_REQUIRED TASK_.
Find each line with the word "serving" in it, then give the total alone.

_PROVIDED INFORMATION_.
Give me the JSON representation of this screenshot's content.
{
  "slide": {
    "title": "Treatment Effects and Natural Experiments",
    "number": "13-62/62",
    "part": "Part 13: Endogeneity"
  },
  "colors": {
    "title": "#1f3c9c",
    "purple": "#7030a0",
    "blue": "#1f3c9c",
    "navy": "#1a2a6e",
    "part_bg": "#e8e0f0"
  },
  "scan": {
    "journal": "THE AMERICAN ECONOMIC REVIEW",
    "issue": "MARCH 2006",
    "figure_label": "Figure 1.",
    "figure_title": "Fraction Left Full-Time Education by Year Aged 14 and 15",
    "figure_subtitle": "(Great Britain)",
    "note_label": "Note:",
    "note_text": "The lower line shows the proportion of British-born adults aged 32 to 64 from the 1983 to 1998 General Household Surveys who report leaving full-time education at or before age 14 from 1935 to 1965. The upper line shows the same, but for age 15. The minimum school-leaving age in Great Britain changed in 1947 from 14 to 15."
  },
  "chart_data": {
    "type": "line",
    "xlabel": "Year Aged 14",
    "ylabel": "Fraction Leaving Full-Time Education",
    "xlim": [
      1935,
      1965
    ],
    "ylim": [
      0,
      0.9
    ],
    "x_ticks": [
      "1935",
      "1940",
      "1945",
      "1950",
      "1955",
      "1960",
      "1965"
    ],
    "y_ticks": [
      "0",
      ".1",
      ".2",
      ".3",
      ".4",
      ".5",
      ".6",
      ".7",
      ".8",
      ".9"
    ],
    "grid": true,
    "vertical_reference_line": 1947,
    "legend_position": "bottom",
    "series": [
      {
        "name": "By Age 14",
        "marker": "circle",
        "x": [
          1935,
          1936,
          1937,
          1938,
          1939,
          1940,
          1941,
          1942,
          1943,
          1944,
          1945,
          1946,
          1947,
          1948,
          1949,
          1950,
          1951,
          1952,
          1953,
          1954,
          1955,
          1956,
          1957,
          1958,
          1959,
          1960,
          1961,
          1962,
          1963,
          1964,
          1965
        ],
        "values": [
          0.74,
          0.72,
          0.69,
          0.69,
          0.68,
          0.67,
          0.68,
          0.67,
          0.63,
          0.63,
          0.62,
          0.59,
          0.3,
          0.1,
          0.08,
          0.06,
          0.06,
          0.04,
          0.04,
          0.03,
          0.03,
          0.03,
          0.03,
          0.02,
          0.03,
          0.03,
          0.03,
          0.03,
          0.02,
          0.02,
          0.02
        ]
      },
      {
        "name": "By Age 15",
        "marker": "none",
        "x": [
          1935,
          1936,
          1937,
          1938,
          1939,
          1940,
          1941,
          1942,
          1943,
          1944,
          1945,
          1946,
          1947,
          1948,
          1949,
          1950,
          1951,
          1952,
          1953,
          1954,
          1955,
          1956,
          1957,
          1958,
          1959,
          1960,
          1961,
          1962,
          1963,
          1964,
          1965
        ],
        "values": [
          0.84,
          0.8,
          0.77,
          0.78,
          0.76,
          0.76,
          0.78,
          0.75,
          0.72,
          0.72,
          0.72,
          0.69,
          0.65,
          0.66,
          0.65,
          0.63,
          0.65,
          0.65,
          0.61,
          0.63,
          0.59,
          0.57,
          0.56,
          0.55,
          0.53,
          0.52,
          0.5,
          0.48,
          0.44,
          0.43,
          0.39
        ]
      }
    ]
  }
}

---

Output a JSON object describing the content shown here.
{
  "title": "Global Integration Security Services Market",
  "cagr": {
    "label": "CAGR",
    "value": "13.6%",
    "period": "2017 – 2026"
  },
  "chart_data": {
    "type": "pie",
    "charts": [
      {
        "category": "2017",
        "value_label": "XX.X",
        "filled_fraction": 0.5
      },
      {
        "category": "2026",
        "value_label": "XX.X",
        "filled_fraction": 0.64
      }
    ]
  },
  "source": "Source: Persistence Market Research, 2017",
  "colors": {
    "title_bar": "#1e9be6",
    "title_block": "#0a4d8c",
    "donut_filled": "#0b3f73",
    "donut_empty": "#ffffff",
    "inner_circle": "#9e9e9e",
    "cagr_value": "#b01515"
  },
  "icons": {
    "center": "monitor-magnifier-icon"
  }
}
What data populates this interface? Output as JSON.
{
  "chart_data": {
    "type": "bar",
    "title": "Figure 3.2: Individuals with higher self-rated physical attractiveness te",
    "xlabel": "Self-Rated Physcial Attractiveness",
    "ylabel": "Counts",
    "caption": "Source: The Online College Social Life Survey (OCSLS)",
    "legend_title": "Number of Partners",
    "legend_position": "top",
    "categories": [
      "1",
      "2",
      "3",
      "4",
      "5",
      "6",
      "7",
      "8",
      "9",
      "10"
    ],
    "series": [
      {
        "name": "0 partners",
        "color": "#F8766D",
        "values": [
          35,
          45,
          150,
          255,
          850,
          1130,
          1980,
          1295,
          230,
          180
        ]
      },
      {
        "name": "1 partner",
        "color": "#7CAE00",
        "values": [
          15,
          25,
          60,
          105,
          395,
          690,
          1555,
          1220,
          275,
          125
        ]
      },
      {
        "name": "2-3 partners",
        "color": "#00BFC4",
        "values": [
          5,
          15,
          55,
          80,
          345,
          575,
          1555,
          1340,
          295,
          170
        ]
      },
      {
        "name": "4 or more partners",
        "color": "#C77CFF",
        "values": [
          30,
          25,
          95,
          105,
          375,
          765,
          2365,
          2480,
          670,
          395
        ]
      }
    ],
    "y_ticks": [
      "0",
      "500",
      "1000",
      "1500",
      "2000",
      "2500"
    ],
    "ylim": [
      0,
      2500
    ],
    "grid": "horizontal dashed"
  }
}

* * *

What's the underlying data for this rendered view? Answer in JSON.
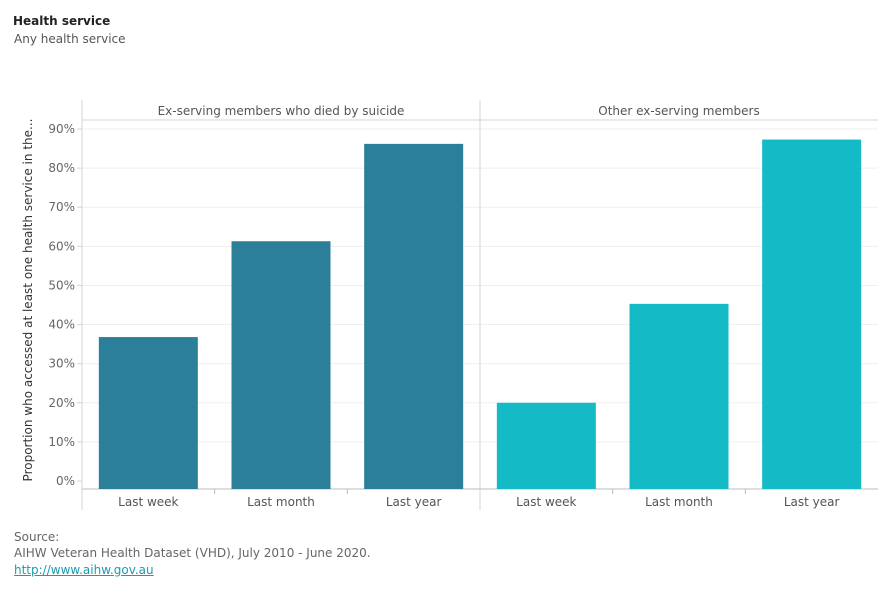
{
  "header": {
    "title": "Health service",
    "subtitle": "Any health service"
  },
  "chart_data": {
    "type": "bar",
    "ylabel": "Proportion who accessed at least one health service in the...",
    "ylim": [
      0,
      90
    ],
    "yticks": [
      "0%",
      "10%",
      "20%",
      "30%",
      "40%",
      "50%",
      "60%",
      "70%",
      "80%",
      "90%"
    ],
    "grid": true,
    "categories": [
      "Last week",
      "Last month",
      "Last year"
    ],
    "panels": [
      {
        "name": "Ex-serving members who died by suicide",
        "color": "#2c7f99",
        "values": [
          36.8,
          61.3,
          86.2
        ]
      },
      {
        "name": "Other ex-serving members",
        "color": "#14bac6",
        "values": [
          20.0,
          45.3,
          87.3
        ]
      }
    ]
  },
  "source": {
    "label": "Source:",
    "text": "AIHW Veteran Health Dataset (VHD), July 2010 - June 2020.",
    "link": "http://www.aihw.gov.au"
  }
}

_REPLY_.
2